• _WHAT IS NEEDED_
Pull every line holding the string "that" from the records below.

+++++

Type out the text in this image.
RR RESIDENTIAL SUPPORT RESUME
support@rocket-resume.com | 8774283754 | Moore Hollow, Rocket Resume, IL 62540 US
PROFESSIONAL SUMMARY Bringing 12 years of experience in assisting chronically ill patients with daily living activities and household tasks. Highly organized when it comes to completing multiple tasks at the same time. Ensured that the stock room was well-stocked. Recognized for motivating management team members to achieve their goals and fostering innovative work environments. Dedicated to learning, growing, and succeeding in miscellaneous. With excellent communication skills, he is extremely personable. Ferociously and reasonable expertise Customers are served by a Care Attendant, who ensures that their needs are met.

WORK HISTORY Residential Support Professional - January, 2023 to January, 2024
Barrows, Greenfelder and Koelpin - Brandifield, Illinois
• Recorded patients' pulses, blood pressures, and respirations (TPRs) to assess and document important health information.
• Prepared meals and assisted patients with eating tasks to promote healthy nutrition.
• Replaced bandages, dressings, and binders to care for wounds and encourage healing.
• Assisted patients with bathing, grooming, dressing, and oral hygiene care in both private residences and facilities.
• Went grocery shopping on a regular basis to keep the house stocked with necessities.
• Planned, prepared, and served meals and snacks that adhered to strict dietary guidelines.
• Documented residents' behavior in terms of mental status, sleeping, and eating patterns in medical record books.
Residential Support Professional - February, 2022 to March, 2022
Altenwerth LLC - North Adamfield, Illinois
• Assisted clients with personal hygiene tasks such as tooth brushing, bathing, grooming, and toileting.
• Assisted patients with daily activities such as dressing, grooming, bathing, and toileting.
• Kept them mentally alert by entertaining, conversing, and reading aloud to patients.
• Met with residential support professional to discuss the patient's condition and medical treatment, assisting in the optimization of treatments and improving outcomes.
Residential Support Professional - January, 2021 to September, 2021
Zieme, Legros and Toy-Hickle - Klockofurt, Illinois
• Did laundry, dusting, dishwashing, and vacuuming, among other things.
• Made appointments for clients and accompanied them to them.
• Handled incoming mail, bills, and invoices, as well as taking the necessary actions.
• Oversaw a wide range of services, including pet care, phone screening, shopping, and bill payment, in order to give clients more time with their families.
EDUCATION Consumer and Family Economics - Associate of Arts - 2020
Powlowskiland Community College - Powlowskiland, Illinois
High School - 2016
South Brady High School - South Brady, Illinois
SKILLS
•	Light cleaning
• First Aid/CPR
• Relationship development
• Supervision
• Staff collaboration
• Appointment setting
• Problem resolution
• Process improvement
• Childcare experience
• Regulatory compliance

+++++

• _SOLUTION_
PROFESSIONAL SUMMARY Bringing 12 years of experience in assisting chronically ill patients with daily living activities and household tasks. Highly organized when it comes to completing multiple tasks at the same time. Ensured that the stock room was well-stocked. Recognized for motivating management team members to achieve their goals and fostering innovative work environments. Dedicated to learning, growing, and succeeding in miscellaneous. With excellent communication skills, he is extremely personable. Ferociously and reasonable expertise Customers are served by a Care Attendant, who ensures that their needs are met.
• Planned, prepared, and served meals and snacks that adhered to strict dietary guidelines.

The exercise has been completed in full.